▶ _What you should do_
Work out the number of lines with "TRMM" in them. Reply with that number and no other words.

▶ _Dataset content_
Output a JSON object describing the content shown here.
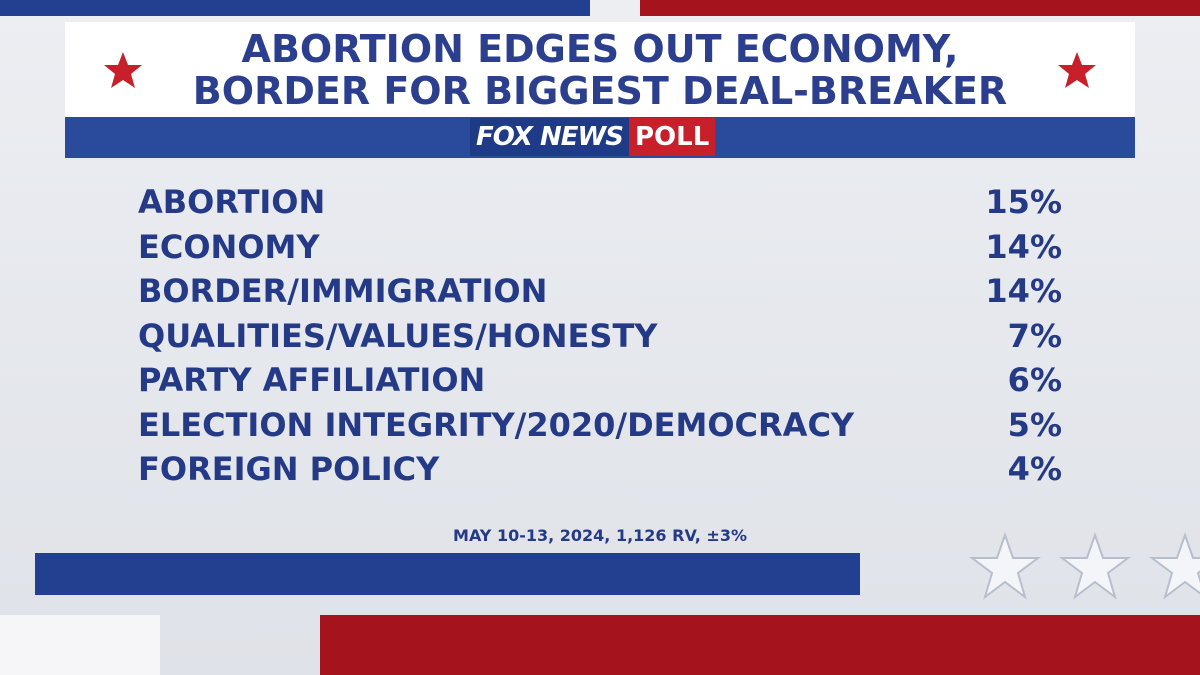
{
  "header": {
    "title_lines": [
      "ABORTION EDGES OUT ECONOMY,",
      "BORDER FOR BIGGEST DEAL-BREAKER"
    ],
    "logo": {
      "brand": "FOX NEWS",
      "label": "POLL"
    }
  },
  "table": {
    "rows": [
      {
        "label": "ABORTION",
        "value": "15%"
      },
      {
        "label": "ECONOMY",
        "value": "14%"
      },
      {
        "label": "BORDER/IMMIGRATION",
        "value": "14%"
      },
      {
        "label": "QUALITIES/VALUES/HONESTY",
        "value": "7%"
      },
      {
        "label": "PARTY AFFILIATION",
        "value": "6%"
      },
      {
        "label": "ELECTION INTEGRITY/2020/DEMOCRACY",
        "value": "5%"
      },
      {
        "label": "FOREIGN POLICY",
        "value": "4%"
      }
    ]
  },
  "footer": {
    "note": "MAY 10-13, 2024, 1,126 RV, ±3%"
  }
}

...

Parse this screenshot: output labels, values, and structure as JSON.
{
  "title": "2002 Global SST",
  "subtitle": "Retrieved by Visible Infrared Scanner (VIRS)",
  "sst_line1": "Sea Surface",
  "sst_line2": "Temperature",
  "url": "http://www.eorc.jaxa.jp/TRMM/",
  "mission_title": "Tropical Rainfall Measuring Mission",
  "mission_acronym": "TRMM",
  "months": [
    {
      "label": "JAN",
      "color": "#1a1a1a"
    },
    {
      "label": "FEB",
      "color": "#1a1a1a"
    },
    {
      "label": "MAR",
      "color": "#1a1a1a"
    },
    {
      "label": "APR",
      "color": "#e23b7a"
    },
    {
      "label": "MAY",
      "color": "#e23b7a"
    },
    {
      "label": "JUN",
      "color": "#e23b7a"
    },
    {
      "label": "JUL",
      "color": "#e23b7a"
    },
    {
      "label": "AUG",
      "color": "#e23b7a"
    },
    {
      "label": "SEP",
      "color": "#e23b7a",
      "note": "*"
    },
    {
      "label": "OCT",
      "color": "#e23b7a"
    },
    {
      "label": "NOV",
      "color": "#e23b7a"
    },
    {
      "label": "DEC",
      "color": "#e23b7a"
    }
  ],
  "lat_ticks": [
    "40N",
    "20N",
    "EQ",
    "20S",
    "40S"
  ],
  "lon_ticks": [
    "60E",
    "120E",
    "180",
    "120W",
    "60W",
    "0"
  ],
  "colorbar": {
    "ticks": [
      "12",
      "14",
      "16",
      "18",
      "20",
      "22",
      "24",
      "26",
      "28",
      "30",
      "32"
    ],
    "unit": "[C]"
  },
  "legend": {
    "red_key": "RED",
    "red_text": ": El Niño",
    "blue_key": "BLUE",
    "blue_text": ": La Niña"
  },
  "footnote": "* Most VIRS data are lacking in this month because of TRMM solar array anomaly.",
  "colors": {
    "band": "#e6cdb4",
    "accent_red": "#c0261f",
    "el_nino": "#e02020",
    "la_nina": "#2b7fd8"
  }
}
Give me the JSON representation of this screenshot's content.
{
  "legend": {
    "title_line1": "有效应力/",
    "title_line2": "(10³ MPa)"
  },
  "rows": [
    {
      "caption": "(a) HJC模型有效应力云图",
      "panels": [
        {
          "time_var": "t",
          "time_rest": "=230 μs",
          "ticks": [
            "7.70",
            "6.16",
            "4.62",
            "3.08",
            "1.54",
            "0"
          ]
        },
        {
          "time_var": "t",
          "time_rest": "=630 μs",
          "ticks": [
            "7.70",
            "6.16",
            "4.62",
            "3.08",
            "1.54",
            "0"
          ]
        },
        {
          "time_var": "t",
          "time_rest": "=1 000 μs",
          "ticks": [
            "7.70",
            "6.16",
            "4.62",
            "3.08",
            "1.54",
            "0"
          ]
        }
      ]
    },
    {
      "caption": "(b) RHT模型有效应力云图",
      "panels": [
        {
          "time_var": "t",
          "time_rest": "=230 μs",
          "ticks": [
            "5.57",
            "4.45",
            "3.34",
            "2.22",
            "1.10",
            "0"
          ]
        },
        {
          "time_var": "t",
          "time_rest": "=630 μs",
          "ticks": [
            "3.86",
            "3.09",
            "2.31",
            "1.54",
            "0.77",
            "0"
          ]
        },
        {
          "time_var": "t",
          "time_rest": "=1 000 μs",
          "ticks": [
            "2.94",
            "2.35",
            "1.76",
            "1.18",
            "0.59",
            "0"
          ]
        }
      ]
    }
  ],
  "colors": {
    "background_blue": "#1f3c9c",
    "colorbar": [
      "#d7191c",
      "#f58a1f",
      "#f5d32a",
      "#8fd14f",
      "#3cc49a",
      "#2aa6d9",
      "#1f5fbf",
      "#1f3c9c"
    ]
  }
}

▶ _Complete answer_
3